#### What is asked
Wherever the word "color" appears in the entries, copy the whole line.

#### Entries provided
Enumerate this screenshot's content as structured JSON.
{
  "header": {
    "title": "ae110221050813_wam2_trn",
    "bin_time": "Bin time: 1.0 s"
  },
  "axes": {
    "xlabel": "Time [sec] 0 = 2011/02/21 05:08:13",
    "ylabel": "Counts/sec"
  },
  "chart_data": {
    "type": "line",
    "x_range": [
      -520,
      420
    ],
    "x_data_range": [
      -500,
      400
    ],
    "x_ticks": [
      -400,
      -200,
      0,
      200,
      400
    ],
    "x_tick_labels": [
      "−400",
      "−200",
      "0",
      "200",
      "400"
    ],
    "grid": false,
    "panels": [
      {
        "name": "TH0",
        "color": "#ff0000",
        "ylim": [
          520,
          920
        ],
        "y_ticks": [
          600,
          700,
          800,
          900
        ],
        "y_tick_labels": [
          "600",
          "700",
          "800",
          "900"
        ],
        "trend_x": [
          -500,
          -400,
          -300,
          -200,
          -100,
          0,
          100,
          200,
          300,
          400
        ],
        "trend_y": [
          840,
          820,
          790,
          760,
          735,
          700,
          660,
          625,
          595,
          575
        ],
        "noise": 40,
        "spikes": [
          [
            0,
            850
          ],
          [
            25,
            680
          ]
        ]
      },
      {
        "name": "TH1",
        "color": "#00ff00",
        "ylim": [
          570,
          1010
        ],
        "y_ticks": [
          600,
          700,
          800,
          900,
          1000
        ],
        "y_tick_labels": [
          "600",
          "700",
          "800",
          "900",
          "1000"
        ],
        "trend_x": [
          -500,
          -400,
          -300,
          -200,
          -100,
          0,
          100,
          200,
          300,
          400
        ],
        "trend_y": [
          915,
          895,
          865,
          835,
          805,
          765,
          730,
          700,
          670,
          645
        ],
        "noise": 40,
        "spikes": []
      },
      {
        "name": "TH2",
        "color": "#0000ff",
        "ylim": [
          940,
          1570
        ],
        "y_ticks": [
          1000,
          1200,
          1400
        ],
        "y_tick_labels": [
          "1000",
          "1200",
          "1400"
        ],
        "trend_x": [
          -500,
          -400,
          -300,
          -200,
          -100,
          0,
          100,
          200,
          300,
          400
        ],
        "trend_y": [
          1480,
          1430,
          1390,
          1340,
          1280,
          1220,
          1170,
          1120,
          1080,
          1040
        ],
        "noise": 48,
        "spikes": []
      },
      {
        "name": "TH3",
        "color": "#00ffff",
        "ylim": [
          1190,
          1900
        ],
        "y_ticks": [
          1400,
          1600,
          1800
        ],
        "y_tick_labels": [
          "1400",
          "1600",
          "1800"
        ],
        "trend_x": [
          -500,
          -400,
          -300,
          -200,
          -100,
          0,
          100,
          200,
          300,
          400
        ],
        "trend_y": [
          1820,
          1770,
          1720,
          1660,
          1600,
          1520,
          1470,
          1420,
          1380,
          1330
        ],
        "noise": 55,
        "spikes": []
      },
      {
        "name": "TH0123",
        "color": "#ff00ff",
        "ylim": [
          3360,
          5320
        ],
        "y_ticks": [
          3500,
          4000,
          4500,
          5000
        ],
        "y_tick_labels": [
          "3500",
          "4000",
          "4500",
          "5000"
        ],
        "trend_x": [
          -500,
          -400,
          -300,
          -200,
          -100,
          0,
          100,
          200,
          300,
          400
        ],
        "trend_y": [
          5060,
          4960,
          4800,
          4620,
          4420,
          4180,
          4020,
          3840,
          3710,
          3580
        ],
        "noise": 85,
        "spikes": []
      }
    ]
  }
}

#### Output below
        "color": "#ff0000",
        "color": "#00ff00",
        "color": "#0000ff",
        "color": "#00ffff",
        "color": "#ff00ff",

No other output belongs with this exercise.